▶ _Trecho para leitura_:
= = = = =

O valor das autopeças chinesas fabricadas no México e exportadas para os EUA alcançou US$ 1,1 bilhão em 2023, um aumento de 15% em relação ao ano anterior, de acordo com dados preliminares não divulgados da INA, a associação nacional da indústria de autopeças do México.
No ano passado, havia 33 fabricantes chineses de autopeças registrados no México, 18 dos quais exportaram para os EUA, segundo a associação.
Apesar das preocupações dos funcionários do governo dos EUA, há sentido econômico para que a Tesla e outras fabricantes de automóveis queiram aproveitar a “cadeia de suprimentos altamente organizada e altamente eficiente” da China, disse Venkatesh Prasad, diretor de inovação do Centro de Pesquisa Automotiva.
"Nenhum fabricante em qualquer lugar do mundo vai perder a oportunidade de incluir isso como parte de sua proposta de valor à medida que tentam gerenciar margens", disse Prasad.
Entre as empresas chinesas recém-chegadas ao México estão Ningbo Tuopu Group, Shanghai Bayon Precision Automobile Component, Suzhou Dongshan Precision Manufacturing, Zhejiang Yinlun Machinery e o Grupo Chinaust, uma joint venture entre Lingyun Industrial Corp. e Georg Fischer.
Essas empresas fabricam sistemas de aquecimento e refrigeração, produtos de absorção de choque, componentes metálicos e outras peças.
A guerra comercial iniciada pelo então presidente Donald Trump em 2018 ajudou a impulsionar o investimento chinês em países terceiros como o México.
Até 2023, as empresas industriais chinesas estavam usando cerca de 865.000 metros quadrados de espaço em parques industriais mexicanos, em comparação com 119.000 metros quadrados em 2019, de acordo com dados de mercado da empresa de desenvolvimento Finsa.
A presença aumentada da China na fabricação do México ocorre à medida que suas exportações diretas para os EUA caíram para o nível mais baixo desde 2010.

= = = = =

▶ _Dados de origem_:
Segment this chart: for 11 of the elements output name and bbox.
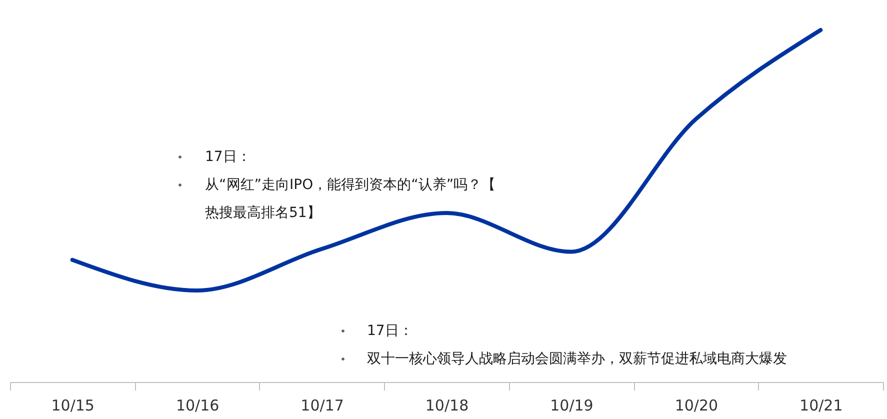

= = = = =

▶ _Tarefa proposta A_: No trecho sobre autopeças chinesas no México, acima dos dados, transforme em lista o parágrafo que começa com "Entre as empresas chinesas recém-chegadas ao México". Mantenha todas as empresas citadas.
▶ _Tarefa proposta B_: Continue o trecho sobre autopeças chinesas no México, que aparece acima dos dados, a partir da última frase dele.

▶ _Resposta da tarefa A_:
Empresas chinesas que chegaram recentemente ao México:
- Ningbo Tuopu Group
- Shanghai Bayon Precision Automobile Component
- Suzhou Dongshan Precision Manufacturing
- Zhejiang Yinlun Machinery
- Grupo Chinaust, uma joint venture entre Lingyun Industrial Corp. e Georg Fischer

▶ _Resposta da tarefa B_:
Veículos elétricos montados no México também podem se qualificar para um crédito tributário dos consumidores dos EUA de até US$ 7.500, sob a Lei de Redução da Inflação de 2022, a lei climática de marca registrada do presidente Joe Biden.
Para isso, eles devem aderir a limites rigorosos na quantidade de materiais para baterias provenientes de “entidades estrangeiras de preocupação”, ou empresas com vínculos com países rivais, como a China.
Empresas chinesas que estão “com muita pressa de se estabelecerem para se tornarem fornecedoras” de fabricantes de automóveis ocidentais estão abrindo empresas abrigadas de acordo com as diretrizes de negócios mexicanas, disse David Barrera, diretor de desenvolvimento de negócios em Nuevo León para o Banco Base.
Montadoras e alguns fornecedores globais não se manifestaram sobre a tendência por medo de prejudicar seus próprios interesses na China. Mas o grupo comercial dos fabricantes de autopeças do Canadá e o poderoso sindicato United Auto Workers (UAW) dos EUA alertaram para o aumento “alarmante” dos investimentos mexicanos da China para evitar a aplicação de políticas comerciais de Washington.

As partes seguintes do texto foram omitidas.